(Rows from a dataset)
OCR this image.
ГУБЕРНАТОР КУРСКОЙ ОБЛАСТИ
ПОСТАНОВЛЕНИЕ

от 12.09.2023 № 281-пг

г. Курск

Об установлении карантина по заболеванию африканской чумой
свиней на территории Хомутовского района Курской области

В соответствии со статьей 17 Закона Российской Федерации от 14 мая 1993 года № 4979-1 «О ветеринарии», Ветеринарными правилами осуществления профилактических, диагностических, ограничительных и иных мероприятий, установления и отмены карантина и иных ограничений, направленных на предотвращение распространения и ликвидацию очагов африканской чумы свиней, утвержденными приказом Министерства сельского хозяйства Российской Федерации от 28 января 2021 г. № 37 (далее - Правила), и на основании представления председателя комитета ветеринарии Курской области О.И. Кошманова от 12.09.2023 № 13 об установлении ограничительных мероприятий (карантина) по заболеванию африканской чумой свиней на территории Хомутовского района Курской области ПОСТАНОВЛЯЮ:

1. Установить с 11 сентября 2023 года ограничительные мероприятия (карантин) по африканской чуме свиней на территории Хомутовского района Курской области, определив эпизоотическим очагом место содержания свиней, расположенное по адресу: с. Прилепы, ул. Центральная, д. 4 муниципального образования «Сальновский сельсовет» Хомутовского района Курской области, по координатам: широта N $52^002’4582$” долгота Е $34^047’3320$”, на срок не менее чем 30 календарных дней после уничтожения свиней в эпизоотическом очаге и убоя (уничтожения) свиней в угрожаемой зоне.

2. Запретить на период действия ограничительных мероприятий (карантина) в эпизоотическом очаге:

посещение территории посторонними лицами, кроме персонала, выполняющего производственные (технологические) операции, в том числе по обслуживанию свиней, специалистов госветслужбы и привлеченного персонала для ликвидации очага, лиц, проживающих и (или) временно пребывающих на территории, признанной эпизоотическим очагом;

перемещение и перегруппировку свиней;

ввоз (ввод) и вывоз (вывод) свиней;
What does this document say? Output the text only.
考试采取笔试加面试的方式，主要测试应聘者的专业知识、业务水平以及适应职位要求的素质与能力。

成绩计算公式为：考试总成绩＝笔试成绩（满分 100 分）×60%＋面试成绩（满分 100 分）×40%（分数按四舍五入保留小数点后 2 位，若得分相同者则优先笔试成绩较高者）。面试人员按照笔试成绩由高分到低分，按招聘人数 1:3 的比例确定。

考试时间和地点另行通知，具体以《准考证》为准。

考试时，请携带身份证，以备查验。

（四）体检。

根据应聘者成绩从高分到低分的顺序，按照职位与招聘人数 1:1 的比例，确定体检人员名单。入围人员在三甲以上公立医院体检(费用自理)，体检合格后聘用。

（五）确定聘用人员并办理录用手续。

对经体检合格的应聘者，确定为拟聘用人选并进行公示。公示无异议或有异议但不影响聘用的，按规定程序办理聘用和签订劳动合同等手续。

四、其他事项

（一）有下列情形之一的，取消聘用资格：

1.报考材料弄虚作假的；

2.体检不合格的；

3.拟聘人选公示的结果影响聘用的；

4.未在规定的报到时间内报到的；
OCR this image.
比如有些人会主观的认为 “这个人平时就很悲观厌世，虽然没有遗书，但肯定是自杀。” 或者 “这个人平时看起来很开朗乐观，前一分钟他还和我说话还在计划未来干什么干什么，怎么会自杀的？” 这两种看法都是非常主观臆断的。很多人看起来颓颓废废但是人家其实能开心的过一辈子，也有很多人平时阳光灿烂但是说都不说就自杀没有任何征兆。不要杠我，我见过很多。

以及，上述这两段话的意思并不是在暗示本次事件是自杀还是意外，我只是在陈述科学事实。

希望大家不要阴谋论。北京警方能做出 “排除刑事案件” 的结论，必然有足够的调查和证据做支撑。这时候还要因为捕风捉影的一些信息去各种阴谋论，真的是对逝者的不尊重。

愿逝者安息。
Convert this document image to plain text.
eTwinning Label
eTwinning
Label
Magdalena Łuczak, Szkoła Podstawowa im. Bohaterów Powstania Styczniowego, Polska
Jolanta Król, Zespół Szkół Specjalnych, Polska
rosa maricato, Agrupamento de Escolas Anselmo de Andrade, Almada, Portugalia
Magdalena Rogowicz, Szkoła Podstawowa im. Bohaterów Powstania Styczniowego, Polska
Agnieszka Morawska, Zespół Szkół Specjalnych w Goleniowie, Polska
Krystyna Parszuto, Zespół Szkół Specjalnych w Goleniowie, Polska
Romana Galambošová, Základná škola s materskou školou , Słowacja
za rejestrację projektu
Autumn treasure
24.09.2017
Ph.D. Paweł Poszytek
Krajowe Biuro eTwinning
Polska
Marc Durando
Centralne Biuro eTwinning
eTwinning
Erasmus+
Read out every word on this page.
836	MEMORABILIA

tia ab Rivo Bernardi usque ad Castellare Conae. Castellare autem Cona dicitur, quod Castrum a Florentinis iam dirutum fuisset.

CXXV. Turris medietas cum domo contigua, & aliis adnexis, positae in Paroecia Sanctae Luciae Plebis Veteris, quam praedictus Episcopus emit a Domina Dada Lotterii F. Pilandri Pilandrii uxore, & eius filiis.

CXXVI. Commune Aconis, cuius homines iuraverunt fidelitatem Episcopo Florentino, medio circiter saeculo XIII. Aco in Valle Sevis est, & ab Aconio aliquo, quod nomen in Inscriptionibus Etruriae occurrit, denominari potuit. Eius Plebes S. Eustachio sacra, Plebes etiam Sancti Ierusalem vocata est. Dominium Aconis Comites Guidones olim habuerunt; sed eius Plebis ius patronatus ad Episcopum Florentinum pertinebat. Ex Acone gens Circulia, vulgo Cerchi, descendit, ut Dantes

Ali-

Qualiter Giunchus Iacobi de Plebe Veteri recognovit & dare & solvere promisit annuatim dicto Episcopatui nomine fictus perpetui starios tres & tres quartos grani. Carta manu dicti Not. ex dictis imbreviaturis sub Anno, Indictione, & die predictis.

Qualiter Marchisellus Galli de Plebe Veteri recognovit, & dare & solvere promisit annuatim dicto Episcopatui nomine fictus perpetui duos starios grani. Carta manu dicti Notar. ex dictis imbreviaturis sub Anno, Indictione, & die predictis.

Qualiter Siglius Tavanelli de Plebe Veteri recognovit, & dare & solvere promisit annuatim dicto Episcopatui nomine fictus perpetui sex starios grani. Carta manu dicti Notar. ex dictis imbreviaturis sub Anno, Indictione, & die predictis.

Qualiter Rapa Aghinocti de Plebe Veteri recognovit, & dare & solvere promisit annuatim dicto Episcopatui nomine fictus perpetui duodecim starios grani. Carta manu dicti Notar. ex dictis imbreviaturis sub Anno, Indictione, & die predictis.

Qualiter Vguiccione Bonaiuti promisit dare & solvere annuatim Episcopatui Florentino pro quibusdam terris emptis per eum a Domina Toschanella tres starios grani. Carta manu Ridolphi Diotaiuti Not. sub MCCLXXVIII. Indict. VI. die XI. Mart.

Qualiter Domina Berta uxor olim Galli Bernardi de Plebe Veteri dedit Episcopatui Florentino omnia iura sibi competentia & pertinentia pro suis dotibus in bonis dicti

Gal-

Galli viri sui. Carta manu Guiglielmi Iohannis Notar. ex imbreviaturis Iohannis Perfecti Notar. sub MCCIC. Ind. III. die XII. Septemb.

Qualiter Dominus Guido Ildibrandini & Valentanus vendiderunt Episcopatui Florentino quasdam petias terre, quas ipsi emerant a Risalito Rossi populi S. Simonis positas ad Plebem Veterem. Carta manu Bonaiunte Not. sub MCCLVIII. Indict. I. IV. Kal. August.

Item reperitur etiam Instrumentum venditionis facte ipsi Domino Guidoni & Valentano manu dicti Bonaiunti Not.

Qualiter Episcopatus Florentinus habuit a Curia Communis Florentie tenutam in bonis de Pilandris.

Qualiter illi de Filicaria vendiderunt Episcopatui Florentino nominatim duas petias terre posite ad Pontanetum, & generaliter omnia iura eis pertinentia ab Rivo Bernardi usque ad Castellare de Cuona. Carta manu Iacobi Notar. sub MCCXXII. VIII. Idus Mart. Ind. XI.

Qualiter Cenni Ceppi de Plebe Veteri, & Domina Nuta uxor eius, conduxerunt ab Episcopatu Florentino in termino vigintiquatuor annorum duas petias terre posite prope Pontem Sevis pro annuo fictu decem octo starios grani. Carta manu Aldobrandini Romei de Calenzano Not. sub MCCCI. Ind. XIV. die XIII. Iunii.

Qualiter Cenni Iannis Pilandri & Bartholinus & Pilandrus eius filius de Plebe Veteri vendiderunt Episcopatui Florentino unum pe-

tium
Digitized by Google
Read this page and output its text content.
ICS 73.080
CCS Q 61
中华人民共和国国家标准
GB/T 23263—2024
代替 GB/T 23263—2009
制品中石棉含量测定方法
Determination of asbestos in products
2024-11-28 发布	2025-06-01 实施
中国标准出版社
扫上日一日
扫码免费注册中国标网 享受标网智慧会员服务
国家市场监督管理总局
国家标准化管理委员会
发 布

▸ **PROBLEM DETAILS**: Only the lines from the one that contains "Read this page and output its text content." to the end of the data should be output, exactly as they appear.

▸ **CORRECT RESULT**:
Read this page and output its text content.
ICS 73.080
CCS Q 61
中华人民共和国国家标准
GB/T 23263—2024
代替 GB/T 23263—2009
制品中石棉含量测定方法
Determination of asbestos in products
2024-11-28 发布	2025-06-01 实施
中国标准出版社
扫上日一日
扫码免费注册中国标网 享受标网智慧会员服务
国家市场监督管理总局
国家标准化管理委员会
发 布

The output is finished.